**WRITTEN EXERCISE**
Print the entire listing. Each line must match the original exactly.

[Figure contents as structured data]
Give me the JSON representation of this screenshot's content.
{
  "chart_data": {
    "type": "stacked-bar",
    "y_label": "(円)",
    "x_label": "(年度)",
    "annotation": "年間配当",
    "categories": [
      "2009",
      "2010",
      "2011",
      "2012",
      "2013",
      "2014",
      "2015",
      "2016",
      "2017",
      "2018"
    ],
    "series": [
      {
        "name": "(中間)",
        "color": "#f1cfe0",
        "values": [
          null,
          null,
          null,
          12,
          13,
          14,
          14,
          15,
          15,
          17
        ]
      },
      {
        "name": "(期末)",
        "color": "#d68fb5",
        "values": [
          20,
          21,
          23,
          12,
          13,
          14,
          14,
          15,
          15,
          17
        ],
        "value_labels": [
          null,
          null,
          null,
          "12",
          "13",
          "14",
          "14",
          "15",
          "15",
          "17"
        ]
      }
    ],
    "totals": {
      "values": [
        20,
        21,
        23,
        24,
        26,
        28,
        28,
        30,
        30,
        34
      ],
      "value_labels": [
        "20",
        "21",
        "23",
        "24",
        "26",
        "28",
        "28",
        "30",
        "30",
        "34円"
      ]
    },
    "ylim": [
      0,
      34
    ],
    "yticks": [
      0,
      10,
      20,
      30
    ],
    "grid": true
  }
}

**RESPONSE BELOW**
Give me the JSON representation of this screenshot's content.
{
  "chart_data": {
    "type": "stacked-bar",
    "y_label": "(円)",
    "x_label": "(年度)",
    "annotation": "年間配当",
    "categories": [
      "2009",
      "2010",
      "2011",
      "2012",
      "2013",
      "2014",
      "2015",
      "2016",
      "2017",
      "2018"
    ],
    "series": [
      {
        "name": "(中間)",
        "color": "#f1cfe0",
        "values": [
          null,
          null,
          null,
          12,
          13,
          14,
          14,
          15,
          15,
          17
        ]
      },
      {
        "name": "(期末)",
        "color": "#d68fb5",
        "values": [
          20,
          21,
          23,
          12,
          13,
          14,
          14,
          15,
          15,
          17
        ],
        "value_labels": [
          null,
          null,
          null,
          "12",
          "13",
          "14",
          "14",
          "15",
          "15",
          "17"
        ]
      }
    ],
    "totals": {
      "values": [
        20,
        21,
        23,
        24,
        26,
        28,
        28,
        30,
        30,
        34
      ],
      "value_labels": [
        "20",
        "21",
        "23",
        "24",
        "26",
        "28",
        "28",
        "30",
        "30",
        "34円"
      ]
    },
    "ylim": [
      0,
      34
    ],
    "yticks": [
      0,
      10,
      20,
      30
    ],
    "grid": true
  }
}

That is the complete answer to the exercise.